Instructions for the task: From the entries below, list each line with "органа".

Data lines:
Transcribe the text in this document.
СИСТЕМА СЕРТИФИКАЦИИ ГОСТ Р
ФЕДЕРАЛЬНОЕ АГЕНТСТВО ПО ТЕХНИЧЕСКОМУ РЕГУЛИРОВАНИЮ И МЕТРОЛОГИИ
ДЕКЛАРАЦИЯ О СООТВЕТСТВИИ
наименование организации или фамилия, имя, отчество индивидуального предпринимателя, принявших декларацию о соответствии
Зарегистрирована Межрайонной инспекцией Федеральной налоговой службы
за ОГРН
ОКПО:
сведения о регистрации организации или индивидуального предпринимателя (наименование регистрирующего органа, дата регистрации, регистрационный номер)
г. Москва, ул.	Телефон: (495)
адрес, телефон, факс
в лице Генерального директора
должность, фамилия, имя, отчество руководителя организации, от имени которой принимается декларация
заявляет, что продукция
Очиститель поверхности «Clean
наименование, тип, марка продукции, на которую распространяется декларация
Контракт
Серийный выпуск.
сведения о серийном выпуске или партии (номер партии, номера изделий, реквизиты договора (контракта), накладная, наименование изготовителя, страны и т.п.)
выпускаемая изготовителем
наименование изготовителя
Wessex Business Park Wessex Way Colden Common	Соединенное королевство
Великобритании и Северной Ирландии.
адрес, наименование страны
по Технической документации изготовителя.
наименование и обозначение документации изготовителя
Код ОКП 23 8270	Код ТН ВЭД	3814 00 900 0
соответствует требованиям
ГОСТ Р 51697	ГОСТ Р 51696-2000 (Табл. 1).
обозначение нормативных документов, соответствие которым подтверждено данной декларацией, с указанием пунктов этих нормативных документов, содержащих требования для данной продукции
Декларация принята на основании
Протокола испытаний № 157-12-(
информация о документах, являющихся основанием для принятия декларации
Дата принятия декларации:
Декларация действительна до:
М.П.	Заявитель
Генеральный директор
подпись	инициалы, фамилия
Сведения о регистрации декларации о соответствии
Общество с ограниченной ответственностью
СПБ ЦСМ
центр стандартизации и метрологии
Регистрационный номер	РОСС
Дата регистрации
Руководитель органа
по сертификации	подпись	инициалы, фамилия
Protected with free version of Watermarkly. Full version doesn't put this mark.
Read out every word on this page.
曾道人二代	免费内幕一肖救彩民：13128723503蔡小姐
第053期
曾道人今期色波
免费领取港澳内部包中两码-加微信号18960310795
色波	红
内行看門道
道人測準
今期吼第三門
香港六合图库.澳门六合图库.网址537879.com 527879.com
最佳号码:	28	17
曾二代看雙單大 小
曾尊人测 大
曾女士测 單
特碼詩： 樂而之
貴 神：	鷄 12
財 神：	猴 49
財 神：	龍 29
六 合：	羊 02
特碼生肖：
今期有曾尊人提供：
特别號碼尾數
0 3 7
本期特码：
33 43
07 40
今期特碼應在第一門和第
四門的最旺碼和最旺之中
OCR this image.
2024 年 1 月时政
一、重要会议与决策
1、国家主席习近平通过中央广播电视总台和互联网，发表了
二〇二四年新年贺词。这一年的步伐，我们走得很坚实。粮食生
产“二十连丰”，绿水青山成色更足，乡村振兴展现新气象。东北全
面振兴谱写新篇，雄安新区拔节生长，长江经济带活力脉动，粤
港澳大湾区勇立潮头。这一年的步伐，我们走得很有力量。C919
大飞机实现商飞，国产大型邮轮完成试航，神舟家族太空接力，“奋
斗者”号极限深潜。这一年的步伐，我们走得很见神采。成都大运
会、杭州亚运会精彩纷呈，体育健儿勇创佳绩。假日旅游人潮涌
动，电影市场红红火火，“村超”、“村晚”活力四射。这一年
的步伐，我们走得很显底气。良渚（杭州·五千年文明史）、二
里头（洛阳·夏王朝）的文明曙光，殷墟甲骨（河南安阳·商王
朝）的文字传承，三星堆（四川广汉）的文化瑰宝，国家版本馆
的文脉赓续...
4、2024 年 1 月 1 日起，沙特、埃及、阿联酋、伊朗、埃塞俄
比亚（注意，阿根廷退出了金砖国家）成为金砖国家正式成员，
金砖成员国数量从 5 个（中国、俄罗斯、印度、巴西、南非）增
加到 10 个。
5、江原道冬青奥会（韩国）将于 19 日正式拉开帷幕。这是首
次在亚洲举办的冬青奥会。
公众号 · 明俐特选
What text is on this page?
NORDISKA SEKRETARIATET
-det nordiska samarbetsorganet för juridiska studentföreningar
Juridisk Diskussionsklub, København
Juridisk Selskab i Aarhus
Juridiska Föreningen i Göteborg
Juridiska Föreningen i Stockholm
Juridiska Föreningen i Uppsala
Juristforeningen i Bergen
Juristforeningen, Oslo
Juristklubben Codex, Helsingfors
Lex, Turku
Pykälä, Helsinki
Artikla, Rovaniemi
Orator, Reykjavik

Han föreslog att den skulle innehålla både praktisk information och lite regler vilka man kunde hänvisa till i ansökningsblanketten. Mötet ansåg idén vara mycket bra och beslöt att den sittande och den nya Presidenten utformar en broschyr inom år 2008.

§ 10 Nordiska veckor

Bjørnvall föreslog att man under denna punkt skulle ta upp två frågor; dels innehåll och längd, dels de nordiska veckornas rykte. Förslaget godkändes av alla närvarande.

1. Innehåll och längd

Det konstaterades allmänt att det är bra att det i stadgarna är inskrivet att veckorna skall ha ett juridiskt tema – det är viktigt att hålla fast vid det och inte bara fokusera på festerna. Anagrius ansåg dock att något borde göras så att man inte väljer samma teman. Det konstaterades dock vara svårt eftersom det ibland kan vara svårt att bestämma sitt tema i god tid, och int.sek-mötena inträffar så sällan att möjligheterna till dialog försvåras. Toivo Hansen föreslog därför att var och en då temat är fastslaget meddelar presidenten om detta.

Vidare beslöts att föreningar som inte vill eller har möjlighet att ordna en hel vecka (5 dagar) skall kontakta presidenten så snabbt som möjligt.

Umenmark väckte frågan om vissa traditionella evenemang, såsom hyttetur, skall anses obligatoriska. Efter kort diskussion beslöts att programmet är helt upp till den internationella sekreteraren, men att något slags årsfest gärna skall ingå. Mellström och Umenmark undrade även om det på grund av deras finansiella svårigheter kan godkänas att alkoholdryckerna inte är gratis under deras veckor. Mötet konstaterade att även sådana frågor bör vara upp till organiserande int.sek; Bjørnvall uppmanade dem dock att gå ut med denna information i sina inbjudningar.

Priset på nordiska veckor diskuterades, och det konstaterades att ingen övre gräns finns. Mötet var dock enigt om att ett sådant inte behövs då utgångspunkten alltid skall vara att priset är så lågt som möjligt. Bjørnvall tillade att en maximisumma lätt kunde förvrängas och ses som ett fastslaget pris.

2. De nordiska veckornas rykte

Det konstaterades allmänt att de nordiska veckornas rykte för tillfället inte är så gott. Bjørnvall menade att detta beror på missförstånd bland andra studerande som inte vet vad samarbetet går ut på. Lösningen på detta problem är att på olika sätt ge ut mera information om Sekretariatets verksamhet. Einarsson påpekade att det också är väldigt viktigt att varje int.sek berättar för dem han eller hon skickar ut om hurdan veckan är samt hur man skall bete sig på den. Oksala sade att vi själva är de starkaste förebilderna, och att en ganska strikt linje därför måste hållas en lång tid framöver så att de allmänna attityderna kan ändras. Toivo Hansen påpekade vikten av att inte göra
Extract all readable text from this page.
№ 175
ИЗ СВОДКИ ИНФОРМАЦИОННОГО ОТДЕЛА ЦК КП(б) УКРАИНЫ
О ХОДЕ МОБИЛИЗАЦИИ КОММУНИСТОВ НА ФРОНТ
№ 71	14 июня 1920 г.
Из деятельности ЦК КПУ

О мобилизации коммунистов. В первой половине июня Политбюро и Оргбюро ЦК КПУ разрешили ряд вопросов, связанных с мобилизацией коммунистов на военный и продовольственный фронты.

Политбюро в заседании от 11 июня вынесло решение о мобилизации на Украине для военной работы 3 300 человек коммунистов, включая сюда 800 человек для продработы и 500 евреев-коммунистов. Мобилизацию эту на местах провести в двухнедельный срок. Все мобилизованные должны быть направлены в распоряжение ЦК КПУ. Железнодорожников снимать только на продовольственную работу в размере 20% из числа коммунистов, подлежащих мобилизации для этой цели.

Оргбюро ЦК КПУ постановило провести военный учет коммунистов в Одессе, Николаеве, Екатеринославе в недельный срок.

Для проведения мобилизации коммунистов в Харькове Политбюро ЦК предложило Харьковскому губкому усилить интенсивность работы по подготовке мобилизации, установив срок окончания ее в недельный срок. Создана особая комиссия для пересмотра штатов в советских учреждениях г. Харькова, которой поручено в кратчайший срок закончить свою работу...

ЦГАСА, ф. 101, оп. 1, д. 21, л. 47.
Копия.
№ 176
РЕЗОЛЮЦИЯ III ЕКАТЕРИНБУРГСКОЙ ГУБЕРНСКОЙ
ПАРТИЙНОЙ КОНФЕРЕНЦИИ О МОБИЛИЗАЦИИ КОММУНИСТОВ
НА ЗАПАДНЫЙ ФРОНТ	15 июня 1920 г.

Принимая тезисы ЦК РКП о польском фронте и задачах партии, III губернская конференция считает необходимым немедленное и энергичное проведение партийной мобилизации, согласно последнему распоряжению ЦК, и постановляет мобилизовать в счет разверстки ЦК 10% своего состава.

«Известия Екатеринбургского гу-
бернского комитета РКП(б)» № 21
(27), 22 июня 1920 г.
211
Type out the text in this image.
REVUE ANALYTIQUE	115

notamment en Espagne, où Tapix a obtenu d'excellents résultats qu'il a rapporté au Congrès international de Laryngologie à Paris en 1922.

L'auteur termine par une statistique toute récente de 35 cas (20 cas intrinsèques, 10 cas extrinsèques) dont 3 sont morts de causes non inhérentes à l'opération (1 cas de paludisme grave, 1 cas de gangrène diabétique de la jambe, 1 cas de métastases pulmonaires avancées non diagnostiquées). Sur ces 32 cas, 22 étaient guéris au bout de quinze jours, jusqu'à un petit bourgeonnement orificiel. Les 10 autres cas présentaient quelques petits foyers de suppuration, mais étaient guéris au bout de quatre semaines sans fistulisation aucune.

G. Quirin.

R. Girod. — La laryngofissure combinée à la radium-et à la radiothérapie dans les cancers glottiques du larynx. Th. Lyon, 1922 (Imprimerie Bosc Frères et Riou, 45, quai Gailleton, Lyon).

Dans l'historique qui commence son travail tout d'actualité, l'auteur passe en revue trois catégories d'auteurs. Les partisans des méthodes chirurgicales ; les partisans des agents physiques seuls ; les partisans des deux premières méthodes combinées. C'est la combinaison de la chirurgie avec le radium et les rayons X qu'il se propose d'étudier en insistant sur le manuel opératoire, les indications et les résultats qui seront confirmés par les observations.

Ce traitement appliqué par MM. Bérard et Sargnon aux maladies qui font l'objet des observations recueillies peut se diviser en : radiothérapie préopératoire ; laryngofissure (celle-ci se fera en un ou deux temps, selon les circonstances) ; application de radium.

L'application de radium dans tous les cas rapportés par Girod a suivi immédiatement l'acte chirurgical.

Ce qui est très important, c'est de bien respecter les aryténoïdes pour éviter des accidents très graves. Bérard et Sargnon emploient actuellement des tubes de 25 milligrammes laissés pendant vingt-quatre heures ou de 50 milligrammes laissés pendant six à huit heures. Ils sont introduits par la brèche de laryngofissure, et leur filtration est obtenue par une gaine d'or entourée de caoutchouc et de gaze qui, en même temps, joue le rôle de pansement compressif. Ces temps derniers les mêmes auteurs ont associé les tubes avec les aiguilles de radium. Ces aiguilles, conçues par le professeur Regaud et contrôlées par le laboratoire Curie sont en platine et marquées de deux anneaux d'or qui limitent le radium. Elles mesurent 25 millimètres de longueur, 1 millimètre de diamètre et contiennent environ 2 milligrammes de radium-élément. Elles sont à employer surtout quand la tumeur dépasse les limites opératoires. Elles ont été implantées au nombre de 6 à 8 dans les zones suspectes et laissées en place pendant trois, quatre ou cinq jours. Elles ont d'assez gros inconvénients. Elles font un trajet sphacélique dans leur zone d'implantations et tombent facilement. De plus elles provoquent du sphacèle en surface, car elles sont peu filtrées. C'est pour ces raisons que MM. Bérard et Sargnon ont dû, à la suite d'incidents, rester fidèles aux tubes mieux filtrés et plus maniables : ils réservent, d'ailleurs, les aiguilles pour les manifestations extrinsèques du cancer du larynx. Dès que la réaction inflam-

Final answer:
сведения о регистрации организации или индивидуального предпринимателя (наименование регистрирующего органа, дата регистрации, регистрационный номер)
Руководитель органа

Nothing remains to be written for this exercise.